— start of Information supplied —
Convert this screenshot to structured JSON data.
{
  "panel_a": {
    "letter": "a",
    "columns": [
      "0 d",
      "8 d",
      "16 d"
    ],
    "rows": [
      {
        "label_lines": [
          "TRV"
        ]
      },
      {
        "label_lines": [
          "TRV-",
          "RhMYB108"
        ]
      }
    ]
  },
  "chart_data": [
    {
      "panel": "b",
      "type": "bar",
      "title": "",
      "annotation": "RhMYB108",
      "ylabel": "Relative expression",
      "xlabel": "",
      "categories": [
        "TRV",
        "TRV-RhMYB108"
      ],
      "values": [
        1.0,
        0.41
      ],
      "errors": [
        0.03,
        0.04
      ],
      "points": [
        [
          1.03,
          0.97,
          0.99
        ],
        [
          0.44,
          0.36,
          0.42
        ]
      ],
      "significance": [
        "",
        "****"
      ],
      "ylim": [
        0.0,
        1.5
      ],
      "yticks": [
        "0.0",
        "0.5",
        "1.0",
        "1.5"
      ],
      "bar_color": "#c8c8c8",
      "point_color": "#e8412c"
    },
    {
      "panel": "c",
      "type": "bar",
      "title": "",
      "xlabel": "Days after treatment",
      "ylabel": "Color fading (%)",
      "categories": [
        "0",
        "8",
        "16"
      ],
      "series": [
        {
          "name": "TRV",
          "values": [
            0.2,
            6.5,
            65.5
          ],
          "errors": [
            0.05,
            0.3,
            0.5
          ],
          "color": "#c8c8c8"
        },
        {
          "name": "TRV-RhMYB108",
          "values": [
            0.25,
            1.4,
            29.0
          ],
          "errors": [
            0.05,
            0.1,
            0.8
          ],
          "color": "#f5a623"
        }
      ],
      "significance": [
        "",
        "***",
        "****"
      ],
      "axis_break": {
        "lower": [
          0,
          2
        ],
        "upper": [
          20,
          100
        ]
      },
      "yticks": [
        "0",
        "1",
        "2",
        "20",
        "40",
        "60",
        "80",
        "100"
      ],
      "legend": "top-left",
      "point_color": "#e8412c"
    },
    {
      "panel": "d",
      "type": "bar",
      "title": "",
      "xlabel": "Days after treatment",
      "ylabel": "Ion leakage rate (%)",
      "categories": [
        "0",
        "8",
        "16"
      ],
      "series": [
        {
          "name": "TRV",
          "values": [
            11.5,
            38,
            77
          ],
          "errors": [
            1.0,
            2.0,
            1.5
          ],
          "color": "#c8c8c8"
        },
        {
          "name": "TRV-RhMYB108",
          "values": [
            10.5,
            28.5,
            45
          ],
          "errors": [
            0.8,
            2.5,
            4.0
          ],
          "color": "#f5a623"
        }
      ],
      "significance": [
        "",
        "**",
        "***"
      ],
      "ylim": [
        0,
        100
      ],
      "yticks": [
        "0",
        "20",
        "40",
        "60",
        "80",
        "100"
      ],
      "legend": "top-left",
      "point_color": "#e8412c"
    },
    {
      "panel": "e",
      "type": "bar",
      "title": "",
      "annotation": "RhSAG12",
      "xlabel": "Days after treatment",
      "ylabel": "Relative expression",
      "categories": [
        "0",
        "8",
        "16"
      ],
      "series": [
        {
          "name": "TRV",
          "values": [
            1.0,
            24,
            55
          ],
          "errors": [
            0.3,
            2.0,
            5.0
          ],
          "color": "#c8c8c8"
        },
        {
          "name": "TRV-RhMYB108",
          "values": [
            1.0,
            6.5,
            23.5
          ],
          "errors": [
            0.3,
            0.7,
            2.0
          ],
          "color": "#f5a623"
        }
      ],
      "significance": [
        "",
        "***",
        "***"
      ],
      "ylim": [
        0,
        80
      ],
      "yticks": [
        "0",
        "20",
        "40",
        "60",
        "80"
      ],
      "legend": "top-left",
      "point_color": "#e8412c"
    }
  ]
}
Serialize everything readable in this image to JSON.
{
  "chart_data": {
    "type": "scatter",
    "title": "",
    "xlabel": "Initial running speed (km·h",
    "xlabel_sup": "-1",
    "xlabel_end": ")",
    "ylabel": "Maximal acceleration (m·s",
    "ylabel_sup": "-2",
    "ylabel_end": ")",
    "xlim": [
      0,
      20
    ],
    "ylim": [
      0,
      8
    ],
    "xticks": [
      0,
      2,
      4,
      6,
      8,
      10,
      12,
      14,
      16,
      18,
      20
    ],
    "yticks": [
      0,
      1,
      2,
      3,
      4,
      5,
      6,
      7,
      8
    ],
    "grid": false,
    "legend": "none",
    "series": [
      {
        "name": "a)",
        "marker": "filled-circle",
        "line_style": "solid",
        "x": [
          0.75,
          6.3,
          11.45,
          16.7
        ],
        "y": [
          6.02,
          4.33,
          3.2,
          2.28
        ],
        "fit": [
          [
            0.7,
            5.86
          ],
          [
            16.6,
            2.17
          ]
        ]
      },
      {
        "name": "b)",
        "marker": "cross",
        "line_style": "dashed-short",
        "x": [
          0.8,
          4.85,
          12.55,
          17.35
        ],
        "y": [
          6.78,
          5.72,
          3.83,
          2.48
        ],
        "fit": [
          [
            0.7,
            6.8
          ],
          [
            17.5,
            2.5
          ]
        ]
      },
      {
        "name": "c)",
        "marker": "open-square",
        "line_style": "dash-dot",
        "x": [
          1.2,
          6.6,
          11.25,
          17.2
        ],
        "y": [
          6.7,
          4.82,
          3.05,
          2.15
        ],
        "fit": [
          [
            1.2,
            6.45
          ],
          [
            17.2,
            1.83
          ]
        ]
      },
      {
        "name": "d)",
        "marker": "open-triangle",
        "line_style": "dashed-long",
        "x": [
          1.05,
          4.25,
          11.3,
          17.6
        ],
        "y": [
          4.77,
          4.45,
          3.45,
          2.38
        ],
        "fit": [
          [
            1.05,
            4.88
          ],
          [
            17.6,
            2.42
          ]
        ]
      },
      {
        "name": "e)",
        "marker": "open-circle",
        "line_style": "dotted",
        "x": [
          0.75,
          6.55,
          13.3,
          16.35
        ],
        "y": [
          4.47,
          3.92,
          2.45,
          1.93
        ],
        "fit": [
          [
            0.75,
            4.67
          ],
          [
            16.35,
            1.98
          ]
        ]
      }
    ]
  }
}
— end of Information supplied —
# Exercise:
Send back every record, precisely as written.

# Task response:
Convert this screenshot to structured JSON data.
{
  "panel_a": {
    "letter": "a",
    "columns": [
      "0 d",
      "8 d",
      "16 d"
    ],
    "rows": [
      {
        "label_lines": [
          "TRV"
        ]
      },
      {
        "label_lines": [
          "TRV-",
          "RhMYB108"
        ]
      }
    ]
  },
  "chart_data": [
    {
      "panel": "b",
      "type": "bar",
      "title": "",
      "annotation": "RhMYB108",
      "ylabel": "Relative expression",
      "xlabel": "",
      "categories": [
        "TRV",
        "TRV-RhMYB108"
      ],
      "values": [
        1.0,
        0.41
      ],
      "errors": [
        0.03,
        0.04
      ],
      "points": [
        [
          1.03,
          0.97,
          0.99
        ],
        [
          0.44,
          0.36,
          0.42
        ]
      ],
      "significance": [
        "",
        "****"
      ],
      "ylim": [
        0.0,
        1.5
      ],
      "yticks": [
        "0.0",
        "0.5",
        "1.0",
        "1.5"
      ],
      "bar_color": "#c8c8c8",
      "point_color": "#e8412c"
    },
    {
      "panel": "c",
      "type": "bar",
      "title": "",
      "xlabel": "Days after treatment",
      "ylabel": "Color fading (%)",
      "categories": [
        "0",
        "8",
        "16"
      ],
      "series": [
        {
          "name": "TRV",
          "values": [
            0.2,
            6.5,
            65.5
          ],
          "errors": [
            0.05,
            0.3,
            0.5
          ],
          "color": "#c8c8c8"
        },
        {
          "name": "TRV-RhMYB108",
          "values": [
            0.25,
            1.4,
            29.0
          ],
          "errors": [
            0.05,
            0.1,
            0.8
          ],
          "color": "#f5a623"
        }
      ],
      "significance": [
        "",
        "***",
        "****"
      ],
      "axis_break": {
        "lower": [
          0,
          2
        ],
        "upper": [
          20,
          100
        ]
      },
      "yticks": [
        "0",
        "1",
        "2",
        "20",
        "40",
        "60",
        "80",
        "100"
      ],
      "legend": "top-left",
      "point_color": "#e8412c"
    },
    {
      "panel": "d",
      "type": "bar",
      "title": "",
      "xlabel": "Days after treatment",
      "ylabel": "Ion leakage rate (%)",
      "categories": [
        "0",
        "8",
        "16"
      ],
      "series": [
        {
          "name": "TRV",
          "values": [
            11.5,
            38,
            77
          ],
          "errors": [
            1.0,
            2.0,
            1.5
          ],
          "color": "#c8c8c8"
        },
        {
          "name": "TRV-RhMYB108",
          "values": [
            10.5,
            28.5,
            45
          ],
          "errors": [
            0.8,
            2.5,
            4.0
          ],
          "color": "#f5a623"
        }
      ],
      "significance": [
        "",
        "**",
        "***"
      ],
      "ylim": [
        0,
        100
      ],
      "yticks": [
        "0",
        "20",
        "40",
        "60",
        "80",
        "100"
      ],
      "legend": "top-left",
      "point_color": "#e8412c"
    },
    {
      "panel": "e",
      "type": "bar",
      "title": "",
      "annotation": "RhSAG12",
      "xlabel": "Days after treatment",
      "ylabel": "Relative expression",
      "categories": [
        "0",
        "8",
        "16"
      ],
      "series": [
        {
          "name": "TRV",
          "values": [
            1.0,
            24,
            55
          ],
          "errors": [
            0.3,
            2.0,
            5.0
          ],
          "color": "#c8c8c8"
        },
        {
          "name": "TRV-RhMYB108",
          "values": [
            1.0,
            6.5,
            23.5
          ],
          "errors": [
            0.3,
            0.7,
            2.0
          ],
          "color": "#f5a623"
        }
      ],
      "significance": [
        "",
        "***",
        "***"
      ],
      "ylim": [
        0,
        80
      ],
      "yticks": [
        "0",
        "20",
        "40",
        "60",
        "80"
      ],
      "legend": "top-left",
      "point_color": "#e8412c"
    }
  ]
}
Serialize everything readable in this image to JSON.
{
  "chart_data": {
    "type": "scatter",
    "title": "",
    "xlabel": "Initial running speed (km·h",
    "xlabel_sup": "-1",
    "xlabel_end": ")",
    "ylabel": "Maximal acceleration (m·s",
    "ylabel_sup": "-2",
    "ylabel_end": ")",
    "xlim": [
      0,
      20
    ],
    "ylim": [
      0,
      8
    ],
    "xticks": [
      0,
      2,
      4,
      6,
      8,
      10,
      12,
      14,
      16,
      18,
      20
    ],
    "yticks": [
      0,
      1,
      2,
      3,
      4,
      5,
      6,
      7,
      8
    ],
    "grid": false,
    "legend": "none",
    "series": [
      {
        "name": "a)",
        "marker": "filled-circle",
        "line_style": "solid",
        "x": [
          0.75,
          6.3,
          11.45,
          16.7
        ],
        "y": [
          6.02,
          4.33,
          3.2,
          2.28
        ],
        "fit": [
          [
            0.7,
            5.86
          ],
          [
            16.6,
            2.17
          ]
        ]
      },
      {
        "name": "b)",
        "marker": "cross",
        "line_style": "dashed-short",
        "x": [
          0.8,
          4.85,
          12.55,
          17.35
        ],
        "y": [
          6.78,
          5.72,
          3.83,
          2.48
        ],
        "fit": [
          [
            0.7,
            6.8
          ],
          [
            17.5,
            2.5
          ]
        ]
      },
      {
        "name": "c)",
        "marker": "open-square",
        "line_style": "dash-dot",
        "x": [
          1.2,
          6.6,
          11.25,
          17.2
        ],
        "y": [
          6.7,
          4.82,
          3.05,
          2.15
        ],
        "fit": [
          [
            1.2,
            6.45
          ],
          [
            17.2,
            1.83
          ]
        ]
      },
      {
        "name": "d)",
        "marker": "open-triangle",
        "line_style": "dashed-long",
        "x": [
          1.05,
          4.25,
          11.3,
          17.6
        ],
        "y": [
          4.77,
          4.45,
          3.45,
          2.38
        ],
        "fit": [
          [
            1.05,
            4.88
          ],
          [
            17.6,
            2.42
          ]
        ]
      },
      {
        "name": "e)",
        "marker": "open-circle",
        "line_style": "dotted",
        "x": [
          0.75,
          6.55,
          13.3,
          16.35
        ],
        "y": [
          4.47,
          3.92,
          2.45,
          1.93
        ],
        "fit": [
          [
            0.75,
            4.67
          ],
          [
            16.35,
            1.98
          ]
        ]
      }
    ]
  }
}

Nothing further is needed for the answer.